### SET PROBLEM
Each entry below should be written out exactly as it is, with no pictures.

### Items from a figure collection
◆ ◆ ◆ ◆ ◆ ◆ ◆
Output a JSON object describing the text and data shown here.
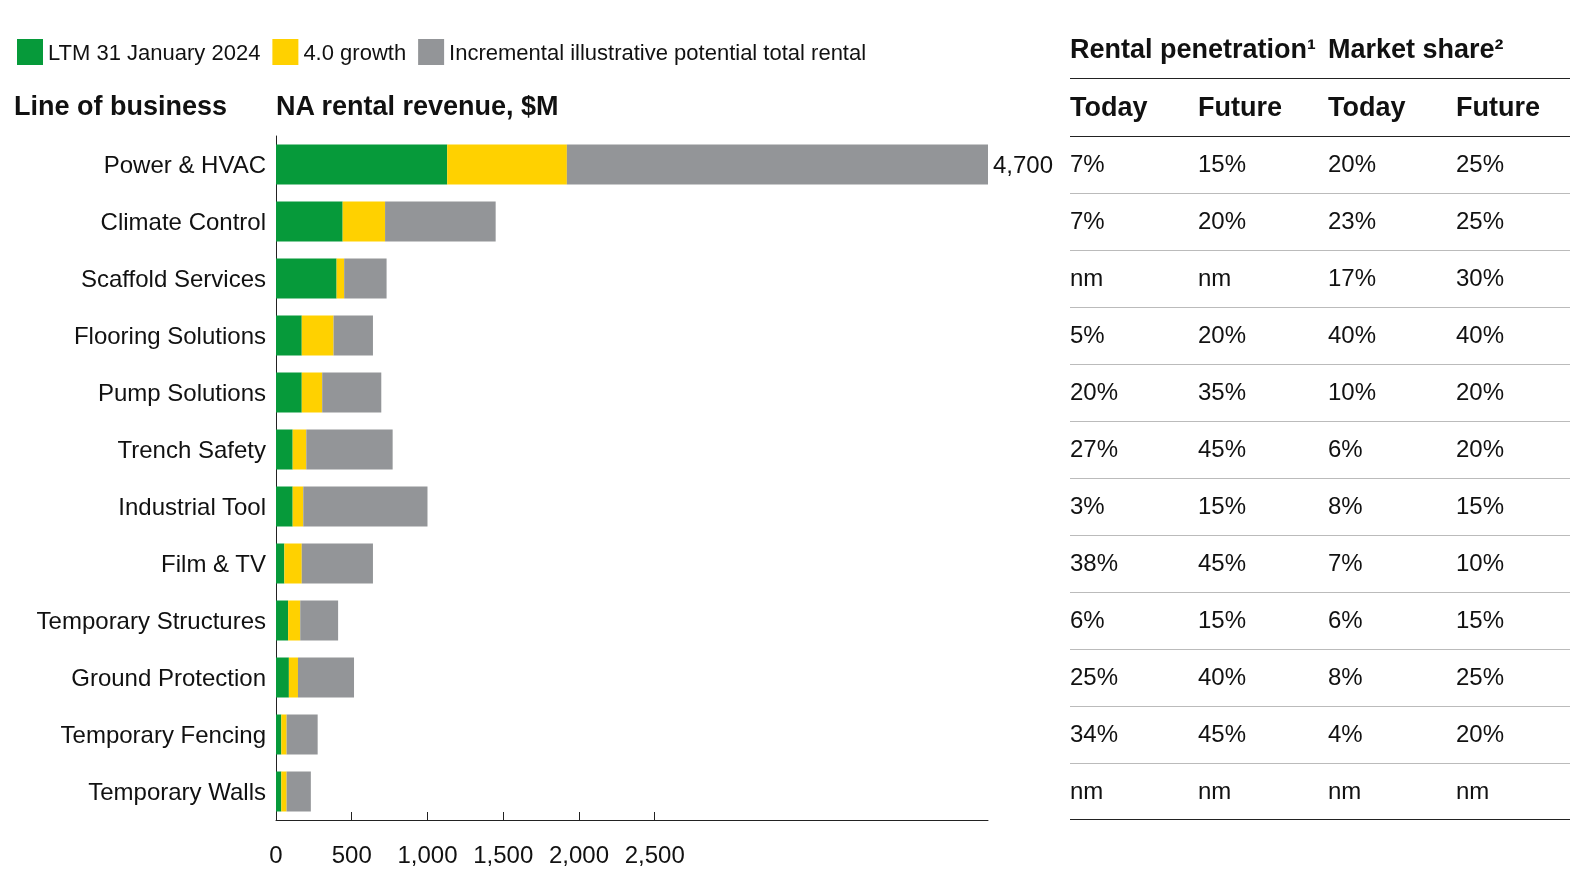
{
  "chart_data": [
    {
      "type": "bar",
      "orientation": "horizontal",
      "stacked": true,
      "ylabel": "Line of business",
      "xlabel": "NA rental revenue, $M",
      "categories": [
        "Power & HVAC",
        "Climate Control",
        "Scaffold Services",
        "Flooring Solutions",
        "Pump Solutions",
        "Trench Safety",
        "Industrial Tool",
        "Film & TV",
        "Temporary Structures",
        "Ground Protection",
        "Temporary Fencing",
        "Temporary Walls"
      ],
      "series": [
        {
          "name": "LTM 31 January 2024",
          "color": "#069a3a",
          "values": [
            1130,
            440,
            400,
            170,
            170,
            110,
            110,
            55,
            80,
            85,
            35,
            35
          ]
        },
        {
          "name": "4.0 growth",
          "color": "#ffd100",
          "values": [
            790,
            280,
            50,
            210,
            135,
            90,
            70,
            115,
            80,
            60,
            35,
            35
          ]
        },
        {
          "name": "Incremental illustrative potential total rental",
          "color": "#939598",
          "values": [
            2780,
            730,
            280,
            260,
            390,
            570,
            820,
            470,
            250,
            370,
            205,
            160
          ]
        }
      ],
      "totals": [
        "4,700",
        null,
        null,
        null,
        null,
        null,
        null,
        null,
        null,
        null,
        null,
        null
      ],
      "xlim": [
        0,
        4700
      ],
      "xticks": [
        0,
        500,
        {
          "value": 1000,
          "label": "1,000"
        },
        {
          "value": 1500,
          "label": "1,500"
        },
        {
          "value": 2000,
          "label": "2,000"
        },
        {
          "value": 2500,
          "label": "2,500"
        }
      ],
      "grid": false,
      "legend": "top left"
    },
    {
      "type": "other",
      "title": "Rental penetration¹",
      "categories": [
        "Today",
        "Future"
      ],
      "cell_labels": [
        [
          "7%",
          "15%"
        ],
        [
          "7%",
          "20%"
        ],
        [
          "nm",
          "nm"
        ],
        [
          "5%",
          "20%"
        ],
        [
          "20%",
          "35%"
        ],
        [
          "27%",
          "45%"
        ],
        [
          "3%",
          "15%"
        ],
        [
          "38%",
          "45%"
        ],
        [
          "6%",
          "15%"
        ],
        [
          "25%",
          "40%"
        ],
        [
          "34%",
          "45%"
        ],
        [
          "nm",
          "nm"
        ]
      ]
    },
    {
      "type": "other",
      "title": "Market share²",
      "categories": [
        "Today",
        "Future"
      ],
      "cell_labels": [
        [
          "20%",
          "25%"
        ],
        [
          "23%",
          "25%"
        ],
        [
          "17%",
          "30%"
        ],
        [
          "40%",
          "40%"
        ],
        [
          "10%",
          "20%"
        ],
        [
          "6%",
          "20%"
        ],
        [
          "8%",
          "15%"
        ],
        [
          "7%",
          "10%"
        ],
        [
          "6%",
          "15%"
        ],
        [
          "8%",
          "25%"
        ],
        [
          "4%",
          "20%"
        ],
        [
          "nm",
          "nm"
        ]
      ]
    }
  ]
}
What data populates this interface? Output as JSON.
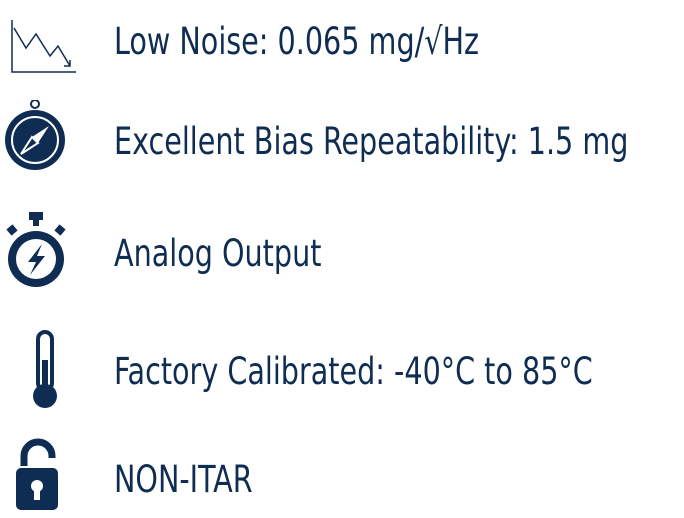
{
  "features": [
    {
      "label": "Low Noise: 0.065 mg/√Hz"
    },
    {
      "label": "Excellent Bias Repeatability: 1.5 mg"
    },
    {
      "label": "Analog Output"
    },
    {
      "label": "Factory Calibrated: -40°C to 85°C"
    },
    {
      "label": "NON-ITAR"
    }
  ]
}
◆ ◆ ◆ ◆ ◆ ◆ ◆
### EXERCISE OUTPUT
Output a JSON object describing the text and data shown here.
{
  "chart_data": [
    {
      "type": "bar",
      "orientation": "horizontal",
      "stacked": true,
      "ylabel": "Line of business",
      "xlabel": "NA rental revenue, $M",
      "categories": [
        "Power & HVAC",
        "Climate Control",
        "Scaffold Services",
        "Flooring Solutions",
        "Pump Solutions",
        "Trench Safety",
        "Industrial Tool",
        "Film & TV",
        "Temporary Structures",
        "Ground Protection",
        "Temporary Fencing",
        "Temporary Walls"
      ],
      "series": [
        {
          "name": "LTM 31 January 2024",
          "color": "#069a3a",
          "values": [
            1130,
            440,
            400,
            170,
            170,
            110,
            110,
            55,
            80,
            85,
            35,
            35
          ]
        },
        {
          "name": "4.0 growth",
          "color": "#ffd100",
          "values": [
            790,
            280,
            50,
            210,
            135,
            90,
            70,
            115,
            80,
            60,
            35,
            35
          ]
        },
        {
          "name": "Incremental illustrative potential total rental",
          "color": "#939598",
          "values": [
            2780,
            730,
            280,
            260,
            390,
            570,
            820,
            470,
            250,
            370,
            205,
            160
          ]
        }
      ],
      "totals": [
        "4,700",
        null,
        null,
        null,
        null,
        null,
        null,
        null,
        null,
        null,
        null,
        null
      ],
      "xlim": [
        0,
        4700
      ],
      "xticks": [
        0,
        500,
        {
          "value": 1000,
          "label": "1,000"
        },
        {
          "value": 1500,
          "label": "1,500"
        },
        {
          "value": 2000,
          "label": "2,000"
        },
        {
          "value": 2500,
          "label": "2,500"
        }
      ],
      "grid": false,
      "legend": "top left"
    },
    {
      "type": "other",
      "title": "Rental penetration¹",
      "categories": [
        "Today",
        "Future"
      ],
      "cell_labels": [
        [
          "7%",
          "15%"
        ],
        [
          "7%",
          "20%"
        ],
        [
          "nm",
          "nm"
        ],
        [
          "5%",
          "20%"
        ],
        [
          "20%",
          "35%"
        ],
        [
          "27%",
          "45%"
        ],
        [
          "3%",
          "15%"
        ],
        [
          "38%",
          "45%"
        ],
        [
          "6%",
          "15%"
        ],
        [
          "25%",
          "40%"
        ],
        [
          "34%",
          "45%"
        ],
        [
          "nm",
          "nm"
        ]
      ]
    },
    {
      "type": "other",
      "title": "Market share²",
      "categories": [
        "Today",
        "Future"
      ],
      "cell_labels": [
        [
          "20%",
          "25%"
        ],
        [
          "23%",
          "25%"
        ],
        [
          "17%",
          "30%"
        ],
        [
          "40%",
          "40%"
        ],
        [
          "10%",
          "20%"
        ],
        [
          "6%",
          "20%"
        ],
        [
          "8%",
          "15%"
        ],
        [
          "7%",
          "10%"
        ],
        [
          "6%",
          "15%"
        ],
        [
          "8%",
          "25%"
        ],
        [
          "4%",
          "20%"
        ],
        [
          "nm",
          "nm"
        ]
      ]
    }
  ]
}
What data populates this interface? Output as JSON.
{
  "features": [
    {
      "label": "Low Noise: 0.065 mg/√Hz"
    },
    {
      "label": "Excellent Bias Repeatability: 1.5 mg"
    },
    {
      "label": "Analog Output"
    },
    {
      "label": "Factory Calibrated: -40°C to 85°C"
    },
    {
      "label": "NON-ITAR"
    }
  ]
}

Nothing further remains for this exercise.